● WHAT TO PRODUCE
Transcribe all of the material exactly, except for its pictures.

● DATASET CONTENT
------------------------------------------------
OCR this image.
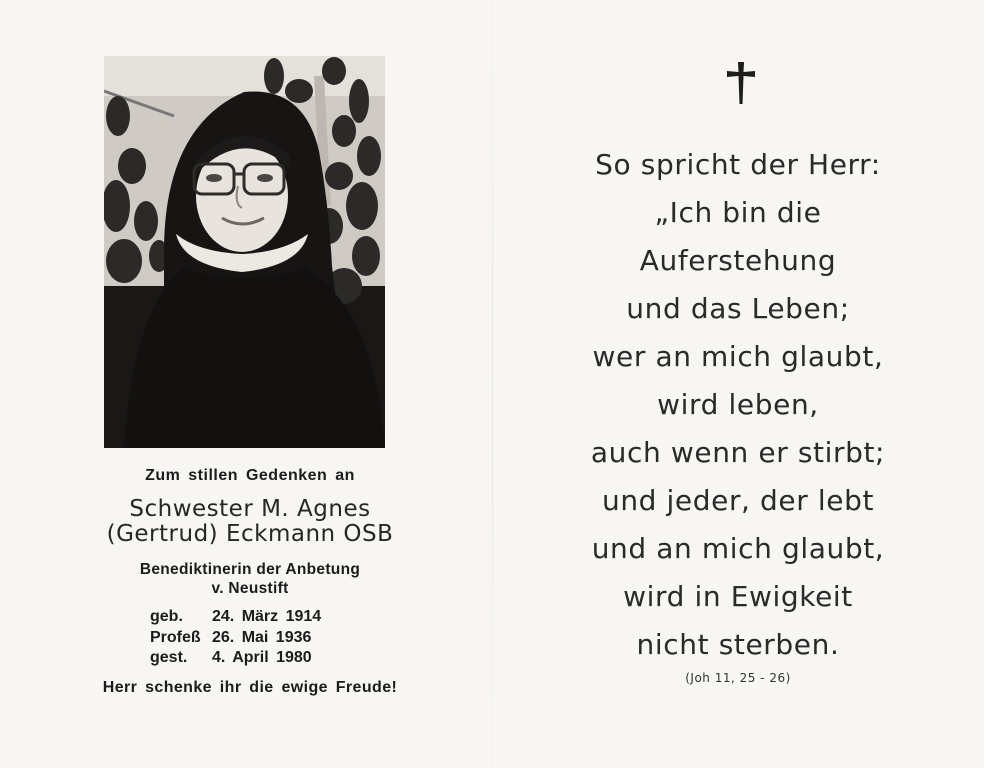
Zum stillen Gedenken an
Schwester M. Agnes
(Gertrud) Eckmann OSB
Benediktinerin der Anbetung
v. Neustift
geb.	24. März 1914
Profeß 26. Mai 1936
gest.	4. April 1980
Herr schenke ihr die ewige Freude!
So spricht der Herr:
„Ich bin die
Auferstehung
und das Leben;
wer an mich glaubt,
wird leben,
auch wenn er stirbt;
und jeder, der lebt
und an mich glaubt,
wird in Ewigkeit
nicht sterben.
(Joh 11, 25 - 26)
------------------------------------------------
● RESULT OF THIS TASK
OCR this image.
Zum stillen Gedenken an
Schwester M. Agnes
(Gertrud) Eckmann OSB
Benediktinerin der Anbetung
v. Neustift
geb.	24. März 1914
Profeß 26. Mai 1936
gest.	4. April 1980
Herr schenke ihr die ewige Freude!
So spricht der Herr:
„Ich bin die
Auferstehung
und das Leben;
wer an mich glaubt,
wird leben,
auch wenn er stirbt;
und jeder, der lebt
und an mich glaubt,
wird in Ewigkeit
nicht sterben.
(Joh 11, 25 - 26)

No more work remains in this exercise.